◆ Written instruction ◆
Filter the entries and keep only the lines where the string "Return" appears.

[Dataset records]
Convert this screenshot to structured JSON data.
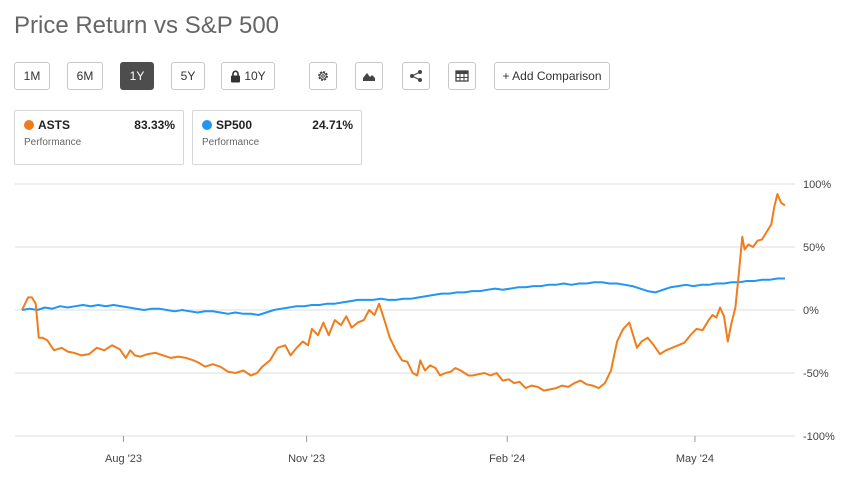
{
  "title": "Price Return vs S&P 500",
  "toolbar": {
    "ranges": [
      "1M",
      "6M",
      "1Y",
      "5Y",
      "10Y"
    ],
    "active_range": "1Y",
    "add_comparison": "+ Add Comparison",
    "icons": [
      "gear-icon",
      "mountain-chart-icon",
      "share-icon",
      "table-icon",
      "lock-icon"
    ]
  },
  "legend": [
    {
      "symbol": "ASTS",
      "value": "83.33%",
      "subtitle": "Performance",
      "color": "#f07d1c"
    },
    {
      "symbol": "SP500",
      "value": "24.71%",
      "subtitle": "Performance",
      "color": "#2196f3"
    }
  ],
  "chart_data": {
    "type": "line",
    "title": "Price Return vs S&P 500",
    "x_tick_labels": [
      "Aug '23",
      "Nov '23",
      "Feb '24",
      "May '24"
    ],
    "x_tick_positions": [
      0.133,
      0.373,
      0.636,
      0.882
    ],
    "y_tick_labels": [
      "100%",
      "50%",
      "0%",
      "-50%",
      "-100%"
    ],
    "ylim": [
      -100,
      100
    ],
    "grid": true,
    "series": [
      {
        "name": "ASTS",
        "color": "#f07d1c",
        "x": [
          0.0,
          0.008,
          0.013,
          0.018,
          0.022,
          0.027,
          0.033,
          0.042,
          0.052,
          0.06,
          0.068,
          0.078,
          0.088,
          0.098,
          0.108,
          0.118,
          0.128,
          0.136,
          0.142,
          0.148,
          0.155,
          0.165,
          0.175,
          0.185,
          0.195,
          0.205,
          0.215,
          0.225,
          0.232,
          0.24,
          0.25,
          0.26,
          0.27,
          0.28,
          0.29,
          0.3,
          0.308,
          0.315,
          0.325,
          0.335,
          0.345,
          0.352,
          0.36,
          0.368,
          0.375,
          0.38,
          0.388,
          0.395,
          0.402,
          0.41,
          0.418,
          0.425,
          0.432,
          0.44,
          0.448,
          0.455,
          0.462,
          0.468,
          0.475,
          0.482,
          0.49,
          0.498,
          0.505,
          0.512,
          0.518,
          0.522,
          0.528,
          0.535,
          0.542,
          0.548,
          0.555,
          0.562,
          0.568,
          0.575,
          0.58,
          0.585,
          0.59,
          0.598,
          0.606,
          0.614,
          0.622,
          0.63,
          0.638,
          0.645,
          0.652,
          0.66,
          0.668,
          0.676,
          0.684,
          0.692,
          0.7,
          0.708,
          0.716,
          0.724,
          0.732,
          0.74,
          0.748,
          0.756,
          0.764,
          0.772,
          0.78,
          0.788,
          0.796,
          0.8,
          0.806,
          0.812,
          0.82,
          0.828,
          0.836,
          0.844,
          0.852,
          0.86,
          0.868,
          0.876,
          0.884,
          0.892,
          0.9,
          0.905,
          0.91,
          0.915,
          0.92,
          0.925,
          0.93,
          0.935,
          0.94,
          0.944,
          0.947,
          0.952,
          0.958,
          0.964,
          0.97,
          0.976,
          0.982,
          0.986,
          0.99,
          0.995,
          1.0
        ],
        "values": [
          0,
          10,
          10,
          5,
          -22,
          -22,
          -24,
          -32,
          -30,
          -33,
          -34,
          -36,
          -35,
          -30,
          -32,
          -28,
          -31,
          -38,
          -32,
          -36,
          -37,
          -35,
          -34,
          -36,
          -38,
          -37,
          -38,
          -40,
          -42,
          -45,
          -43,
          -45,
          -49,
          -50,
          -48,
          -52,
          -50,
          -45,
          -40,
          -30,
          -28,
          -36,
          -30,
          -25,
          -28,
          -15,
          -20,
          -10,
          -20,
          -8,
          -12,
          -5,
          -14,
          -10,
          -8,
          0,
          -4,
          5,
          -8,
          -22,
          -32,
          -40,
          -41,
          -50,
          -52,
          -40,
          -48,
          -44,
          -46,
          -52,
          -50,
          -49,
          -46,
          -48,
          -50,
          -52,
          -52,
          -51,
          -50,
          -52,
          -50,
          -56,
          -55,
          -58,
          -57,
          -62,
          -60,
          -61,
          -64,
          -63,
          -62,
          -60,
          -61,
          -58,
          -56,
          -59,
          -60,
          -62,
          -58,
          -48,
          -25,
          -15,
          -10,
          -18,
          -30,
          -25,
          -22,
          -28,
          -35,
          -32,
          -30,
          -28,
          -26,
          -20,
          -15,
          -16,
          -8,
          -4,
          -6,
          2,
          -5,
          -25,
          -10,
          2,
          32,
          58,
          48,
          52,
          50,
          55,
          56,
          62,
          68,
          82,
          92,
          85,
          83
        ]
      },
      {
        "name": "SP500",
        "color": "#2196f3",
        "x": [
          0.0,
          0.01,
          0.02,
          0.03,
          0.04,
          0.05,
          0.06,
          0.07,
          0.08,
          0.09,
          0.1,
          0.11,
          0.12,
          0.13,
          0.14,
          0.15,
          0.16,
          0.17,
          0.18,
          0.19,
          0.2,
          0.21,
          0.22,
          0.23,
          0.24,
          0.25,
          0.26,
          0.27,
          0.28,
          0.29,
          0.3,
          0.31,
          0.32,
          0.33,
          0.34,
          0.35,
          0.36,
          0.37,
          0.38,
          0.39,
          0.4,
          0.41,
          0.42,
          0.43,
          0.44,
          0.45,
          0.46,
          0.47,
          0.48,
          0.49,
          0.5,
          0.51,
          0.52,
          0.53,
          0.54,
          0.55,
          0.56,
          0.57,
          0.58,
          0.59,
          0.6,
          0.61,
          0.62,
          0.63,
          0.64,
          0.65,
          0.66,
          0.67,
          0.68,
          0.69,
          0.7,
          0.71,
          0.72,
          0.73,
          0.74,
          0.75,
          0.76,
          0.77,
          0.78,
          0.79,
          0.8,
          0.81,
          0.82,
          0.83,
          0.84,
          0.85,
          0.86,
          0.87,
          0.88,
          0.89,
          0.9,
          0.91,
          0.92,
          0.93,
          0.94,
          0.95,
          0.96,
          0.97,
          0.98,
          0.99,
          1.0
        ],
        "values": [
          0,
          1,
          0,
          2,
          1,
          3,
          2,
          3,
          4,
          3,
          4,
          3,
          4,
          3,
          2,
          1,
          0,
          1,
          1,
          0,
          -1,
          0,
          -1,
          -2,
          -1,
          -1,
          -2,
          -3,
          -2,
          -3,
          -3,
          -4,
          -2,
          0,
          1,
          2,
          3,
          3,
          4,
          4,
          5,
          5,
          6,
          7,
          8,
          8,
          8,
          9,
          8,
          8,
          9,
          9,
          10,
          11,
          12,
          13,
          13,
          14,
          14,
          15,
          15,
          16,
          17,
          16,
          17,
          18,
          18,
          19,
          19,
          20,
          20,
          21,
          20,
          21,
          21,
          22,
          22,
          21,
          21,
          20,
          19,
          17,
          15,
          14,
          16,
          18,
          19,
          20,
          19,
          20,
          20,
          21,
          21,
          22,
          22,
          23,
          23,
          24,
          24,
          25,
          25
        ]
      }
    ]
  }
}
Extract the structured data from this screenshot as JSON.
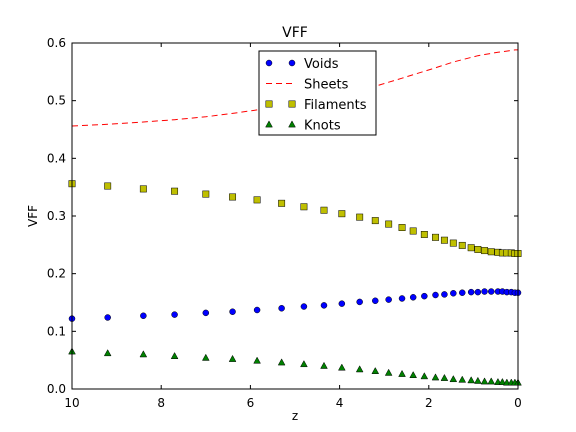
{
  "chart_data": {
    "type": "scatter",
    "title": "VFF",
    "xlabel": "z",
    "ylabel": "VFF",
    "xlim": [
      10,
      0
    ],
    "ylim": [
      0.0,
      0.6
    ],
    "x_inverted": true,
    "xticks": [
      10,
      8,
      6,
      4,
      2,
      0
    ],
    "yticks": [
      0.0,
      0.1,
      0.2,
      0.3,
      0.4,
      0.5,
      0.6
    ],
    "xtick_labels": [
      "10",
      "8",
      "6",
      "4",
      "2",
      "0"
    ],
    "ytick_labels": [
      "0.0",
      "0.1",
      "0.2",
      "0.3",
      "0.4",
      "0.5",
      "0.6"
    ],
    "grid": false,
    "legend_position": "top-center",
    "x": [
      10.0,
      9.2,
      8.4,
      7.7,
      7.0,
      6.4,
      5.85,
      5.3,
      4.8,
      4.35,
      3.95,
      3.55,
      3.2,
      2.9,
      2.6,
      2.35,
      2.1,
      1.85,
      1.65,
      1.45,
      1.25,
      1.05,
      0.9,
      0.75,
      0.6,
      0.45,
      0.35,
      0.25,
      0.15,
      0.07,
      0.0
    ],
    "series": [
      {
        "name": "Voids",
        "marker": "circle",
        "color": "#0000ff",
        "values": [
          0.122,
          0.124,
          0.127,
          0.129,
          0.132,
          0.134,
          0.137,
          0.14,
          0.143,
          0.145,
          0.148,
          0.151,
          0.153,
          0.155,
          0.157,
          0.159,
          0.161,
          0.163,
          0.164,
          0.166,
          0.167,
          0.168,
          0.168,
          0.169,
          0.169,
          0.169,
          0.169,
          0.168,
          0.168,
          0.167,
          0.167
        ]
      },
      {
        "name": "Sheets",
        "marker": "dashed-line",
        "color": "#ff0000",
        "values": [
          0.456,
          0.459,
          0.463,
          0.467,
          0.472,
          0.478,
          0.484,
          0.49,
          0.497,
          0.504,
          0.511,
          0.518,
          0.525,
          0.532,
          0.539,
          0.545,
          0.551,
          0.557,
          0.562,
          0.567,
          0.571,
          0.575,
          0.578,
          0.58,
          0.582,
          0.584,
          0.585,
          0.586,
          0.587,
          0.588,
          0.588
        ]
      },
      {
        "name": "Filaments",
        "marker": "square",
        "color": "#bfbf00",
        "values": [
          0.356,
          0.352,
          0.347,
          0.343,
          0.338,
          0.333,
          0.328,
          0.322,
          0.316,
          0.31,
          0.304,
          0.298,
          0.292,
          0.286,
          0.28,
          0.274,
          0.268,
          0.263,
          0.258,
          0.253,
          0.249,
          0.245,
          0.242,
          0.24,
          0.238,
          0.237,
          0.236,
          0.236,
          0.236,
          0.235,
          0.235
        ]
      },
      {
        "name": "Knots",
        "marker": "triangle",
        "color": "#008000",
        "values": [
          0.065,
          0.062,
          0.06,
          0.057,
          0.054,
          0.052,
          0.049,
          0.046,
          0.043,
          0.04,
          0.037,
          0.034,
          0.031,
          0.028,
          0.026,
          0.024,
          0.022,
          0.02,
          0.019,
          0.017,
          0.016,
          0.015,
          0.014,
          0.013,
          0.013,
          0.012,
          0.012,
          0.011,
          0.011,
          0.011,
          0.011
        ]
      }
    ]
  }
}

◆ Exercise output ◆
  "title": "Price Return vs S&P 500",
    "title": "Price Return vs S&P 500",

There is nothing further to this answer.